A run of records

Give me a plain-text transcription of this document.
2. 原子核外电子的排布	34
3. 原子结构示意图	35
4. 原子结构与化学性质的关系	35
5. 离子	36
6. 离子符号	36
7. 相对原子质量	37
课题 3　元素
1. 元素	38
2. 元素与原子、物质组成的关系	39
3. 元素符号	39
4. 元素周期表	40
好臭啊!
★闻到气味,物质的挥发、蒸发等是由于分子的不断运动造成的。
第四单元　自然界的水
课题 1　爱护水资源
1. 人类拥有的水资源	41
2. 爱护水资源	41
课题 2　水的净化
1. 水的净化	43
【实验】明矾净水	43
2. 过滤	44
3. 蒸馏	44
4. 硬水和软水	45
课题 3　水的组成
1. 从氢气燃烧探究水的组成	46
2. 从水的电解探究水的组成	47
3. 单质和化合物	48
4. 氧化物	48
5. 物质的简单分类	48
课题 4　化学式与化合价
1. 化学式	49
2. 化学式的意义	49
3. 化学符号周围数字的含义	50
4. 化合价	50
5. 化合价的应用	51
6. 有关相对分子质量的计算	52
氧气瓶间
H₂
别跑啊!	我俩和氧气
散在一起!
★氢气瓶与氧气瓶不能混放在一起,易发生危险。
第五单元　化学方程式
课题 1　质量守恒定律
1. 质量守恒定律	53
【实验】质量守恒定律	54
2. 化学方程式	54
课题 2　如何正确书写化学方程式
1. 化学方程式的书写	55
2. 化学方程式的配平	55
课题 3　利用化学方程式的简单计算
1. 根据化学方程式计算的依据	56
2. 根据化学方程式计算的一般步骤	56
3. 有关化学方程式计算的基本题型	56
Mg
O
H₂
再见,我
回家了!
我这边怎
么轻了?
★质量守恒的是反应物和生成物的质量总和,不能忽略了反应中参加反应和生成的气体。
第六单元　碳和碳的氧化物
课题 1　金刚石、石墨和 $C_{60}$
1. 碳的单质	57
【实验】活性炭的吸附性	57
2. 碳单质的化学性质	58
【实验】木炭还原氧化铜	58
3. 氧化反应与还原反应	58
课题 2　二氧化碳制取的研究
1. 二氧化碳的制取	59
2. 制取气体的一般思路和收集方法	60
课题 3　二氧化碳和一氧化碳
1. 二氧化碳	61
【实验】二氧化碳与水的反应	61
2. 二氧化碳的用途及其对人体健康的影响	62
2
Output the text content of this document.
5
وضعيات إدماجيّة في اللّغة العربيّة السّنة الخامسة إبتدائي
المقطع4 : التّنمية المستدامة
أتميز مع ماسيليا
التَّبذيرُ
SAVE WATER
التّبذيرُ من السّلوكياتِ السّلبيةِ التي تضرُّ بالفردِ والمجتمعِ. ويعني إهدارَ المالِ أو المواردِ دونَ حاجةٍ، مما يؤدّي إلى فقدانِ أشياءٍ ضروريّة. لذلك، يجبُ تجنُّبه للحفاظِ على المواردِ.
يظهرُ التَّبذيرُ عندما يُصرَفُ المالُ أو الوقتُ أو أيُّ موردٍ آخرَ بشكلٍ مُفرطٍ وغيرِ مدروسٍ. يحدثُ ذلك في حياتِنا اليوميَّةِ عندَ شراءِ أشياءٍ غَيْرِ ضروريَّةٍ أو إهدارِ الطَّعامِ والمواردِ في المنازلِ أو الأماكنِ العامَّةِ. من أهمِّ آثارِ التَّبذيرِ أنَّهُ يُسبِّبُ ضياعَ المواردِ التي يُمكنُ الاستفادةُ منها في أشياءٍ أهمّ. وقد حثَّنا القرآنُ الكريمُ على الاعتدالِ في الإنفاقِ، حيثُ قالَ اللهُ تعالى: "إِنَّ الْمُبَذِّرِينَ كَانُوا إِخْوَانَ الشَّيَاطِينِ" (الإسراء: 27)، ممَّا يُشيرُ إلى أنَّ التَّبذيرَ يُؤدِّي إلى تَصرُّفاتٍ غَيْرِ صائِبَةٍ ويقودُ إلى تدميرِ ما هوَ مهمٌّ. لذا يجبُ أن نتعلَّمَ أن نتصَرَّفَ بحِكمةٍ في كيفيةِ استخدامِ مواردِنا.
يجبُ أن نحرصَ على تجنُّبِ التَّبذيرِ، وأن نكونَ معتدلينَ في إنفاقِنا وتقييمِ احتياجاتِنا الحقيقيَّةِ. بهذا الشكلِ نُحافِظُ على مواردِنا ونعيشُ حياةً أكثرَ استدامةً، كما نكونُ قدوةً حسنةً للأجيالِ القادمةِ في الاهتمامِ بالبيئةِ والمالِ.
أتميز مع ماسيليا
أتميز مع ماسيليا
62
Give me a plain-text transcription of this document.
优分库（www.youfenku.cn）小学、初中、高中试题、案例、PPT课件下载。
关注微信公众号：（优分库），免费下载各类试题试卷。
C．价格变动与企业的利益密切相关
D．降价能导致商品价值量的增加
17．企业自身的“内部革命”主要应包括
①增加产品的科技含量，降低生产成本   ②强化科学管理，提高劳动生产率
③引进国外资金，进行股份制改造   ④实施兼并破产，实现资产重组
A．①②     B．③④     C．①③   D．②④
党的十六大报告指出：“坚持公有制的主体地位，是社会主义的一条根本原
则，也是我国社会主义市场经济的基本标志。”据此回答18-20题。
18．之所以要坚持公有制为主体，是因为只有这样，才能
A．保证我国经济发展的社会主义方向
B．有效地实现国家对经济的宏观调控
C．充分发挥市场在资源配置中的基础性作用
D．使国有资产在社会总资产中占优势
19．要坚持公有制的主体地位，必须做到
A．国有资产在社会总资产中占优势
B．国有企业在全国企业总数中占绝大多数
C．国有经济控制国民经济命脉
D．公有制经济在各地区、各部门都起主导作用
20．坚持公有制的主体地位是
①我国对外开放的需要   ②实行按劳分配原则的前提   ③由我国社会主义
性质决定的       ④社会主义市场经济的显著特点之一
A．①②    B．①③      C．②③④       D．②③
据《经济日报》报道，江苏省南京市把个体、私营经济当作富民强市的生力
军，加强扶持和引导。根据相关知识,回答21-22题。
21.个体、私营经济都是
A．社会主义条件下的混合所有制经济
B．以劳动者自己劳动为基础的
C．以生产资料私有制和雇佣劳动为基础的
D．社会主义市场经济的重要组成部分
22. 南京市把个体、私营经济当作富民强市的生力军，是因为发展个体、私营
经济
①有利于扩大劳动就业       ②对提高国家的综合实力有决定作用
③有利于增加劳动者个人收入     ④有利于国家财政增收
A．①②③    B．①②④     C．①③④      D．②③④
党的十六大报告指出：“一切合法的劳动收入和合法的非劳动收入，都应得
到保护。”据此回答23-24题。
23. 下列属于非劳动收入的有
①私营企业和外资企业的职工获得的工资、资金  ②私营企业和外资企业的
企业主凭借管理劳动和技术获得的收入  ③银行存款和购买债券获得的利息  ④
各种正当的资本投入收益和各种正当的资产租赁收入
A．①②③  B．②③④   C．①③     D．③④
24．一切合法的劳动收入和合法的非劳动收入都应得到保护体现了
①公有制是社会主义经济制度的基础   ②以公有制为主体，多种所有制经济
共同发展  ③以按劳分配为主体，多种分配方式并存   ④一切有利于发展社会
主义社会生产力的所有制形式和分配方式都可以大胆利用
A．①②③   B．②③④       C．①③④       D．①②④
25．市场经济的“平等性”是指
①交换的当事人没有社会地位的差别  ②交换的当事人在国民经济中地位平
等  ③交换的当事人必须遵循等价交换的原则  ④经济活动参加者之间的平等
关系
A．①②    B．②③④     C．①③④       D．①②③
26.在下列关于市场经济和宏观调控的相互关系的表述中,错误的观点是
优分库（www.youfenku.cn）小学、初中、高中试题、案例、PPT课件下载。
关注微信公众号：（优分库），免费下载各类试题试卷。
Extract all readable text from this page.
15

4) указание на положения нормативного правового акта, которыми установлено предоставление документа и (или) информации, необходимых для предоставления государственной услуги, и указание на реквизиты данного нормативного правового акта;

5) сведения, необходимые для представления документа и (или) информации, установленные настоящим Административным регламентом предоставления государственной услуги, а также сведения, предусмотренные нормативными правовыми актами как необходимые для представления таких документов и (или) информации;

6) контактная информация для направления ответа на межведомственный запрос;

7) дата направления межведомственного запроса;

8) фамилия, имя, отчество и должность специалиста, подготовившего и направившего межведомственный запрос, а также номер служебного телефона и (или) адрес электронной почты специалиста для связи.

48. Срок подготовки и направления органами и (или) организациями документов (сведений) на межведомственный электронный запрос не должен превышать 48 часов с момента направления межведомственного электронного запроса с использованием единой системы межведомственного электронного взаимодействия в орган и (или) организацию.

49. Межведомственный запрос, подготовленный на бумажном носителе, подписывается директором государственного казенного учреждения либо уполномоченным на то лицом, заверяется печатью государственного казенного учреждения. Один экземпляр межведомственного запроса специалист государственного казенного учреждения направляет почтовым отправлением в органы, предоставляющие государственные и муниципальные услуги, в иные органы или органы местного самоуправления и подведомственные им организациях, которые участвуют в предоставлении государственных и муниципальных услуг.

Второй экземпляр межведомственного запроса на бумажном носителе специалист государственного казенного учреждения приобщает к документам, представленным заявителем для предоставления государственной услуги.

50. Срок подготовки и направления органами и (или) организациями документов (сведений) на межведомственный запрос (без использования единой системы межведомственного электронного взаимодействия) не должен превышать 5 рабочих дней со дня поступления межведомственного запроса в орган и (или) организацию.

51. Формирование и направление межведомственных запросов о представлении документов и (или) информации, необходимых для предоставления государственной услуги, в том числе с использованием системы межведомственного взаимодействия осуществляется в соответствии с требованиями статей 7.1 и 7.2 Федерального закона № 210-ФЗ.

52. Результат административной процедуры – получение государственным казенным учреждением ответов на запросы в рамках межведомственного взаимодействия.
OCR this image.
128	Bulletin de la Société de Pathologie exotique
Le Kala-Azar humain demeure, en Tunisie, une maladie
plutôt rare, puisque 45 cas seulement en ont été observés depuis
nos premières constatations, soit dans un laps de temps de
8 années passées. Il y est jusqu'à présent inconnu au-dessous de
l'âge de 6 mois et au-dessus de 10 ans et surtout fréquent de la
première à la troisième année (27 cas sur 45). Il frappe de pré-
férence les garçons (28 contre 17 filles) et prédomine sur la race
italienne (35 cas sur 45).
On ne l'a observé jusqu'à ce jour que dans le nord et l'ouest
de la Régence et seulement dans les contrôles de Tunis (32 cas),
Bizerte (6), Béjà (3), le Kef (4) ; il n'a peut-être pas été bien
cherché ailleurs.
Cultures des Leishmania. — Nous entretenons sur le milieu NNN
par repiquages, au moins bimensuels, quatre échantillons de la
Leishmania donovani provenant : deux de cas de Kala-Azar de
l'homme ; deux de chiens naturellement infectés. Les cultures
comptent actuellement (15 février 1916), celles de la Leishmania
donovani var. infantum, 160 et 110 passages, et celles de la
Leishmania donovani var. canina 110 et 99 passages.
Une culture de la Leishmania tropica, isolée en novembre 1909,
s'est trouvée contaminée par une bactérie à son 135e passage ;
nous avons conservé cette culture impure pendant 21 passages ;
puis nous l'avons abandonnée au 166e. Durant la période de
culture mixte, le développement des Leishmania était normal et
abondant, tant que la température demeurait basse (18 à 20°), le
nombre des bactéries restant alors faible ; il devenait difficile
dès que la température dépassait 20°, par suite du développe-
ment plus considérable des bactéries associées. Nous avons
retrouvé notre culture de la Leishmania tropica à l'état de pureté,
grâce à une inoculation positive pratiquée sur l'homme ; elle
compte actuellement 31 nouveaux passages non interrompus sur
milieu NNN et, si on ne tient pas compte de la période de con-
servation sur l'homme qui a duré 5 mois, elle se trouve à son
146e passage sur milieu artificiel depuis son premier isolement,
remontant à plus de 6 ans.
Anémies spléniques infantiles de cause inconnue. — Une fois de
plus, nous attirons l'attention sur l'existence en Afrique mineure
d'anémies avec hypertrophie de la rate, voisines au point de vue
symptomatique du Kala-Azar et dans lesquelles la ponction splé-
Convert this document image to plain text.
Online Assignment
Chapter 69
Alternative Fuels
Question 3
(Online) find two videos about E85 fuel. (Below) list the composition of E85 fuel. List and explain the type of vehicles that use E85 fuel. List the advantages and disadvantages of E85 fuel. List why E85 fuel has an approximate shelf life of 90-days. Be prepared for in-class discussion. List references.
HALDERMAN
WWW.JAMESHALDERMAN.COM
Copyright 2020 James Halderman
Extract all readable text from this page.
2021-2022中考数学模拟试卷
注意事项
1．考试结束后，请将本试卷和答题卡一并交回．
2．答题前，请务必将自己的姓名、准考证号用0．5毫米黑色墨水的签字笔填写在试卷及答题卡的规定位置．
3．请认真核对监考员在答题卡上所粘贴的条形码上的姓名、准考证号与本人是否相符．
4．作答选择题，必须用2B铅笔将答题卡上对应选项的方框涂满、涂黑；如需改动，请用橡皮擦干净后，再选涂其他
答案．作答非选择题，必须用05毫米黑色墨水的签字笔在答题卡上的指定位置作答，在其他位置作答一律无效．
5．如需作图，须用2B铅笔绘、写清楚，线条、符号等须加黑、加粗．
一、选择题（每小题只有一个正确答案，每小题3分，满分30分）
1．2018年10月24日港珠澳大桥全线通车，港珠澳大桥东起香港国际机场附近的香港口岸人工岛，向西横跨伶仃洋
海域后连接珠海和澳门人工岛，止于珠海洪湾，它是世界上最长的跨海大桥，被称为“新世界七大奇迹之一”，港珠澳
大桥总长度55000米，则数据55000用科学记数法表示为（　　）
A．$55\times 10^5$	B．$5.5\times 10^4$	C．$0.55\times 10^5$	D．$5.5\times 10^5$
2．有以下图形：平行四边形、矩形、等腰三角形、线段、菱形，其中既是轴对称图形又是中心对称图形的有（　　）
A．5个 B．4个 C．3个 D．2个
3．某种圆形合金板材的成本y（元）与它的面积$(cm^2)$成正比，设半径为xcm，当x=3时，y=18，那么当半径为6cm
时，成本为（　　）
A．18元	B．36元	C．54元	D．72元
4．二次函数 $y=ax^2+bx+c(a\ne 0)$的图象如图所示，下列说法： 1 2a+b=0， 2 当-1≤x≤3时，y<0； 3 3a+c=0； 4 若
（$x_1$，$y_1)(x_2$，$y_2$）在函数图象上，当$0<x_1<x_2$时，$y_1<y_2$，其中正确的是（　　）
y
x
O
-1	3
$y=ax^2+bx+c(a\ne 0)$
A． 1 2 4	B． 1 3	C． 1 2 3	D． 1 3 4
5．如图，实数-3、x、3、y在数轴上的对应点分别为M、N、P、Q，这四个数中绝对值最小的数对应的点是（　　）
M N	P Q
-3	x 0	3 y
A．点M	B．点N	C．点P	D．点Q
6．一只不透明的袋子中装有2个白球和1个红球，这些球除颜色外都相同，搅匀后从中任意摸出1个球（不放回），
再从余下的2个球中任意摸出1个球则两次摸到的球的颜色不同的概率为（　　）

● **Aim of the exercise**: Where a line above contains the string "Online", copy that line.

● **Result of the exercise**:
Online Assignment
(Online) find two videos about E85 fuel. (Below) list the composition of E85 fuel. List and explain the type of vehicles that use E85 fuel. List the advantages and disadvantages of E85 fuel. List why E85 fuel has an approximate shelf life of 90-days. Be prepared for in-class discussion. List references.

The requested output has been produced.